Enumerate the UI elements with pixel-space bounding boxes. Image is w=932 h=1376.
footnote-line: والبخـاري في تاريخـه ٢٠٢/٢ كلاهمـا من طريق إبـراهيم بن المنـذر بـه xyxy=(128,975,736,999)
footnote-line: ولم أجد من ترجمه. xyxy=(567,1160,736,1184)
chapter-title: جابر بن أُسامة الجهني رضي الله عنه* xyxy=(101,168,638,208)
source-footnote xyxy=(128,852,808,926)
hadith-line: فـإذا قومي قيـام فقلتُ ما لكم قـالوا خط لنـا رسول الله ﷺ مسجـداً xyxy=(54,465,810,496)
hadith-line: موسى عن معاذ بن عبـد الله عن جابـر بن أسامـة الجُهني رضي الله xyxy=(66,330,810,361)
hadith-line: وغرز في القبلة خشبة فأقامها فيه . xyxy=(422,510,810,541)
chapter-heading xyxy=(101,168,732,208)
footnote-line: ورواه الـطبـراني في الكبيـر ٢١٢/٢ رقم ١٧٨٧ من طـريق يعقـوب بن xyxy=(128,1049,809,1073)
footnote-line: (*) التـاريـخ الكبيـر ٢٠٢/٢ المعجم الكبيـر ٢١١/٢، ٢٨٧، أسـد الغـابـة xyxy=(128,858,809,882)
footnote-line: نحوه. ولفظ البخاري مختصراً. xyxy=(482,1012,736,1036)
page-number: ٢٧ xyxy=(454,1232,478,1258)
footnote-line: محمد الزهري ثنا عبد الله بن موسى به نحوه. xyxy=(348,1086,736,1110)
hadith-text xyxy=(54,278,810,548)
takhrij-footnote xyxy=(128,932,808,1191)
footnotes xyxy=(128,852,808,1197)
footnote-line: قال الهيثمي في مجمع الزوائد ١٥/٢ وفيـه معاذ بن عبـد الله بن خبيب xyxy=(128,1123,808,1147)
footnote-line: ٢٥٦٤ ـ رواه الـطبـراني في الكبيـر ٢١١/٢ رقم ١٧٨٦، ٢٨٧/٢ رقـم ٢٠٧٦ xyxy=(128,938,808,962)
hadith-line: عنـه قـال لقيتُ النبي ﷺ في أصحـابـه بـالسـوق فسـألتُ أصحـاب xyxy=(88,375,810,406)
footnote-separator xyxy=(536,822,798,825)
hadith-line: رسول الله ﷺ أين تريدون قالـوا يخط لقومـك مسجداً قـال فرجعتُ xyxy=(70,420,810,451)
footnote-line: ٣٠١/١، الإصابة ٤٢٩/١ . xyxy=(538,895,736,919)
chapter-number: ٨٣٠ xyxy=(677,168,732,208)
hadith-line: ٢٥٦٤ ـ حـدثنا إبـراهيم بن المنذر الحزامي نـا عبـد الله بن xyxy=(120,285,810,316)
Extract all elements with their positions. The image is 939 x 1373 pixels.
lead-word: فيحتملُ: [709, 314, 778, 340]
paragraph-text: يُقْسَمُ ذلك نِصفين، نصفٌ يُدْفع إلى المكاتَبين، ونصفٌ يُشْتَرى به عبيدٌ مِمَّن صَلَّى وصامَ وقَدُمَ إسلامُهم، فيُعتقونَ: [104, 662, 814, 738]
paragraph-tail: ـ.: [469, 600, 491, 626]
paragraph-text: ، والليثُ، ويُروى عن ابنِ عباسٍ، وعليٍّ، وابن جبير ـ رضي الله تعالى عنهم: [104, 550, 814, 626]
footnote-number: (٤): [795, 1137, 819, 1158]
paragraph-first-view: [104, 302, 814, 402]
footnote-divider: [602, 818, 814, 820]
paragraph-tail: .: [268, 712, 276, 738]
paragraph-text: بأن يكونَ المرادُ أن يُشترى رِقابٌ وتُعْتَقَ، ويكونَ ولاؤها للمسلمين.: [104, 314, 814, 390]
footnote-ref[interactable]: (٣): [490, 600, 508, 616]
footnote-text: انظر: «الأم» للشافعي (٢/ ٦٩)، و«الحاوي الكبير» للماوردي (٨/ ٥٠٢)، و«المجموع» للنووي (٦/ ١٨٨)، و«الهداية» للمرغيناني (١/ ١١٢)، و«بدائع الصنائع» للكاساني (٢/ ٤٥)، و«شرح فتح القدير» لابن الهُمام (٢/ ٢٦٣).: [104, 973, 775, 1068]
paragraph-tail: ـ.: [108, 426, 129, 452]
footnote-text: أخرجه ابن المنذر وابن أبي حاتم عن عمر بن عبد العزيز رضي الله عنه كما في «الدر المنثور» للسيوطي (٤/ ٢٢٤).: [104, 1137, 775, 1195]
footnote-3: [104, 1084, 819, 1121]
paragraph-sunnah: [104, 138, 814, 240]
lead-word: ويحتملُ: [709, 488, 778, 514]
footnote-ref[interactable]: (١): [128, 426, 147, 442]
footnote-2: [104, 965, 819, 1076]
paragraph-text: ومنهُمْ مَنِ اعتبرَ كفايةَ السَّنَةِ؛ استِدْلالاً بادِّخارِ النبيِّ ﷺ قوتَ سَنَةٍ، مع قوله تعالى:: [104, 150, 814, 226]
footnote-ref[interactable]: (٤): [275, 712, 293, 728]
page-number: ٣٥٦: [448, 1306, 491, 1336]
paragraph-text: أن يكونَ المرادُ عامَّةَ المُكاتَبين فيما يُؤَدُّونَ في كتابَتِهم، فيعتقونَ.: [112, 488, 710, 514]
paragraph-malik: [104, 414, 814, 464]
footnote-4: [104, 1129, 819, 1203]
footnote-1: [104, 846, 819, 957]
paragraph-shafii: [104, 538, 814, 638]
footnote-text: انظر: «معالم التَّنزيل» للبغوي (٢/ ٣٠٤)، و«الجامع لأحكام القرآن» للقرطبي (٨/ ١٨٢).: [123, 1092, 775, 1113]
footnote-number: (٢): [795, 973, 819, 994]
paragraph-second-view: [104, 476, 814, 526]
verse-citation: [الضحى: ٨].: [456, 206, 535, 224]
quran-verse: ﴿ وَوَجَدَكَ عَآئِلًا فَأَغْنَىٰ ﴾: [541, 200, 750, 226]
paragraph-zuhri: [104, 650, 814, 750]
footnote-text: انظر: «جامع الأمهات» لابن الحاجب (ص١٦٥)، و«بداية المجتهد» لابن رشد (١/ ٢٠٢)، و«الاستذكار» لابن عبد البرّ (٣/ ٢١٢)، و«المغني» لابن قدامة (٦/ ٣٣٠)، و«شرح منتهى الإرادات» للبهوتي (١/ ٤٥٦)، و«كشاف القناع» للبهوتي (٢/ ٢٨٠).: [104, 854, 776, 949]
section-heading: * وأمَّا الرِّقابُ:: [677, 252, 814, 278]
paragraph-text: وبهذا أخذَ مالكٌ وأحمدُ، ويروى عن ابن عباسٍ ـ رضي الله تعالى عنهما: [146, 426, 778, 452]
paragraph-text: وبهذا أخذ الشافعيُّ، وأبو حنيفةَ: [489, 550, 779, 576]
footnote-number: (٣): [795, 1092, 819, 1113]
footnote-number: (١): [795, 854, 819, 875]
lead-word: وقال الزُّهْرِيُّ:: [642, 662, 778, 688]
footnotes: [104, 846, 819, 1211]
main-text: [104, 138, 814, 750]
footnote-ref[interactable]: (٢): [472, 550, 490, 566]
━━━━━━━━━━━━━━━━━━━━━━━━━━━━━━
> **Work instructions**
Replace every "footnote-line" in the entries above with "footnote-row" and reproduce them with nothing else changed.

> **Task response**
Enumerate the UI elements with pixel-space bounding boxes. Image is w=932 h=1376.
footnote-row: والبخـاري في تاريخـه ٢٠٢/٢ كلاهمـا من طريق إبـراهيم بن المنـذر بـه xyxy=(128,975,736,999)
footnote-row: ولم أجد من ترجمه. xyxy=(567,1160,736,1184)
chapter-title: جابر بن أُسامة الجهني رضي الله عنه* xyxy=(101,168,638,208)
source-footnote xyxy=(128,852,808,926)
hadith-line: فـإذا قومي قيـام فقلتُ ما لكم قـالوا خط لنـا رسول الله ﷺ مسجـداً xyxy=(54,465,810,496)
hadith-line: موسى عن معاذ بن عبـد الله عن جابـر بن أسامـة الجُهني رضي الله xyxy=(66,330,810,361)
hadith-line: وغرز في القبلة خشبة فأقامها فيه . xyxy=(422,510,810,541)
chapter-heading xyxy=(101,168,732,208)
footnote-row: ورواه الـطبـراني في الكبيـر ٢١٢/٢ رقم ١٧٨٧ من طـريق يعقـوب بن xyxy=(128,1049,809,1073)
footnote-row: (*) التـاريـخ الكبيـر ٢٠٢/٢ المعجم الكبيـر ٢١١/٢، ٢٨٧، أسـد الغـابـة xyxy=(128,858,809,882)
footnote-row: نحوه. ولفظ البخاري مختصراً. xyxy=(482,1012,736,1036)
page-number: ٢٧ xyxy=(454,1232,478,1258)
footnote-row: محمد الزهري ثنا عبد الله بن موسى به نحوه. xyxy=(348,1086,736,1110)
hadith-text xyxy=(54,278,810,548)
takhrij-footnote xyxy=(128,932,808,1191)
footnotes xyxy=(128,852,808,1197)
footnote-row: قال الهيثمي في مجمع الزوائد ١٥/٢ وفيـه معاذ بن عبـد الله بن خبيب xyxy=(128,1123,808,1147)
footnote-row: ٢٥٦٤ ـ رواه الـطبـراني في الكبيـر ٢١١/٢ رقم ١٧٨٦، ٢٨٧/٢ رقـم ٢٠٧٦ xyxy=(128,938,808,962)
hadith-line: عنـه قـال لقيتُ النبي ﷺ في أصحـابـه بـالسـوق فسـألتُ أصحـاب xyxy=(88,375,810,406)
footnote-separator xyxy=(536,822,798,825)
hadith-line: رسول الله ﷺ أين تريدون قالـوا يخط لقومـك مسجداً قـال فرجعتُ xyxy=(70,420,810,451)
footnote-row: ٣٠١/١، الإصابة ٤٢٩/١ . xyxy=(538,895,736,919)
chapter-number: ٨٣٠ xyxy=(677,168,732,208)
hadith-line: ٢٥٦٤ ـ حـدثنا إبـراهيم بن المنذر الحزامي نـا عبـد الله بن xyxy=(120,285,810,316)
Extract all elements with their positions. The image is 939 x 1373 pixels.
lead-word: فيحتملُ: [709, 314, 778, 340]
paragraph-text: يُقْسَمُ ذلك نِصفين، نصفٌ يُدْفع إلى المكاتَبين، ونصفٌ يُشْتَرى به عبيدٌ مِمَّن صَلَّى وصامَ وقَدُمَ إسلامُهم، فيُعتقونَ: [104, 662, 814, 738]
paragraph-tail: ـ.: [469, 600, 491, 626]
paragraph-text: ، والليثُ، ويُروى عن ابنِ عباسٍ، وعليٍّ، وابن جبير ـ رضي الله تعالى عنهم: [104, 550, 814, 626]
footnote-number: (٤): [795, 1137, 819, 1158]
paragraph-first-view: [104, 302, 814, 402]
footnote-divider: [602, 818, 814, 820]
paragraph-tail: .: [268, 712, 276, 738]
paragraph-text: بأن يكونَ المرادُ أن يُشترى رِقابٌ وتُعْتَقَ، ويكونَ ولاؤها للمسلمين.: [104, 314, 814, 390]
footnote-ref[interactable]: (٣): [490, 600, 508, 616]
footnote-text: انظر: «الأم» للشافعي (٢/ ٦٩)، و«الحاوي الكبير» للماوردي (٨/ ٥٠٢)، و«المجموع» للنووي (٦/ ١٨٨)، و«الهداية» للمرغيناني (١/ ١١٢)، و«بدائع الصنائع» للكاساني (٢/ ٤٥)، و«شرح فتح القدير» لابن الهُمام (٢/ ٢٦٣).: [104, 973, 775, 1068]
paragraph-tail: ـ.: [108, 426, 129, 452]
footnote-text: أخرجه ابن المنذر وابن أبي حاتم عن عمر بن عبد العزيز رضي الله عنه كما في «الدر المنثور» للسيوطي (٤/ ٢٢٤).: [104, 1137, 775, 1195]
footnote-3: [104, 1084, 819, 1121]
paragraph-sunnah: [104, 138, 814, 240]
lead-word: ويحتملُ: [709, 488, 778, 514]
footnote-ref[interactable]: (١): [128, 426, 147, 442]
footnote-2: [104, 965, 819, 1076]
paragraph-text: ومنهُمْ مَنِ اعتبرَ كفايةَ السَّنَةِ؛ استِدْلالاً بادِّخارِ النبيِّ ﷺ قوتَ سَنَةٍ، مع قوله تعالى:: [104, 150, 814, 226]
footnote-ref[interactable]: (٤): [275, 712, 293, 728]
page-number: ٣٥٦: [448, 1306, 491, 1336]
paragraph-text: أن يكونَ المرادُ عامَّةَ المُكاتَبين فيما يُؤَدُّونَ في كتابَتِهم، فيعتقونَ.: [112, 488, 710, 514]
paragraph-malik: [104, 414, 814, 464]
footnote-4: [104, 1129, 819, 1203]
footnote-1: [104, 846, 819, 957]
paragraph-shafii: [104, 538, 814, 638]
footnote-text: انظر: «معالم التَّنزيل» للبغوي (٢/ ٣٠٤)، و«الجامع لأحكام القرآن» للقرطبي (٨/ ١٨٢).: [123, 1092, 775, 1113]
footnote-number: (٢): [795, 973, 819, 994]
paragraph-second-view: [104, 476, 814, 526]
verse-citation: [الضحى: ٨].: [456, 206, 535, 224]
quran-verse: ﴿ وَوَجَدَكَ عَآئِلًا فَأَغْنَىٰ ﴾: [541, 200, 750, 226]
paragraph-zuhri: [104, 650, 814, 750]
footnote-text: انظر: «جامع الأمهات» لابن الحاجب (ص١٦٥)، و«بداية المجتهد» لابن رشد (١/ ٢٠٢)، و«الاستذكار» لابن عبد البرّ (٣/ ٢١٢)، و«المغني» لابن قدامة (٦/ ٣٣٠)، و«شرح منتهى الإرادات» للبهوتي (١/ ٤٥٦)، و«كشاف القناع» للبهوتي (٢/ ٢٨٠).: [104, 854, 776, 949]
section-heading: * وأمَّا الرِّقابُ:: [677, 252, 814, 278]
paragraph-text: وبهذا أخذَ مالكٌ وأحمدُ، ويروى عن ابن عباسٍ ـ رضي الله تعالى عنهما: [146, 426, 778, 452]
paragraph-text: وبهذا أخذ الشافعيُّ، وأبو حنيفةَ: [489, 550, 779, 576]
footnote-number: (٣): [795, 1092, 819, 1113]
footnote-number: (١): [795, 854, 819, 875]
lead-word: وقال الزُّهْرِيُّ:: [642, 662, 778, 688]
footnotes: [104, 846, 819, 1211]
main-text: [104, 138, 814, 750]
footnote-ref[interactable]: (٢): [472, 550, 490, 566]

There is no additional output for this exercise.